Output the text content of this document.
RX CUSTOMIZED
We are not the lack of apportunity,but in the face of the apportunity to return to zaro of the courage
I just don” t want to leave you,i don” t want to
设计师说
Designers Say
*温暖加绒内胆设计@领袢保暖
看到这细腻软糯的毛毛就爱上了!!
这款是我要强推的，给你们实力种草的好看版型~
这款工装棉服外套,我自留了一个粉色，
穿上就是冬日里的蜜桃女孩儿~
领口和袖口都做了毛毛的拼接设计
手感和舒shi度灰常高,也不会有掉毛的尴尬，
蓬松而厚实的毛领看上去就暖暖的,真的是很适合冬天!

^^^^^^^^

**What is asked:** Output the entries exactly.

**Answer to this task:**
Output the text content of this document.
RX CUSTOMIZED
We are not the lack of apportunity,but in the face of the apportunity to return to zaro of the courage
I just don” t want to leave you,i don” t want to
设计师说
Designers Say
*温暖加绒内胆设计@领袢保暖
看到这细腻软糯的毛毛就爱上了!!
这款是我要强推的，给你们实力种草的好看版型~
这款工装棉服外套,我自留了一个粉色，
穿上就是冬日里的蜜桃女孩儿~
领口和袖口都做了毛毛的拼接设计
手感和舒shi度灰常高,也不会有掉毛的尴尬，
蓬松而厚实的毛领看上去就暖暖的,真的是很适合冬天!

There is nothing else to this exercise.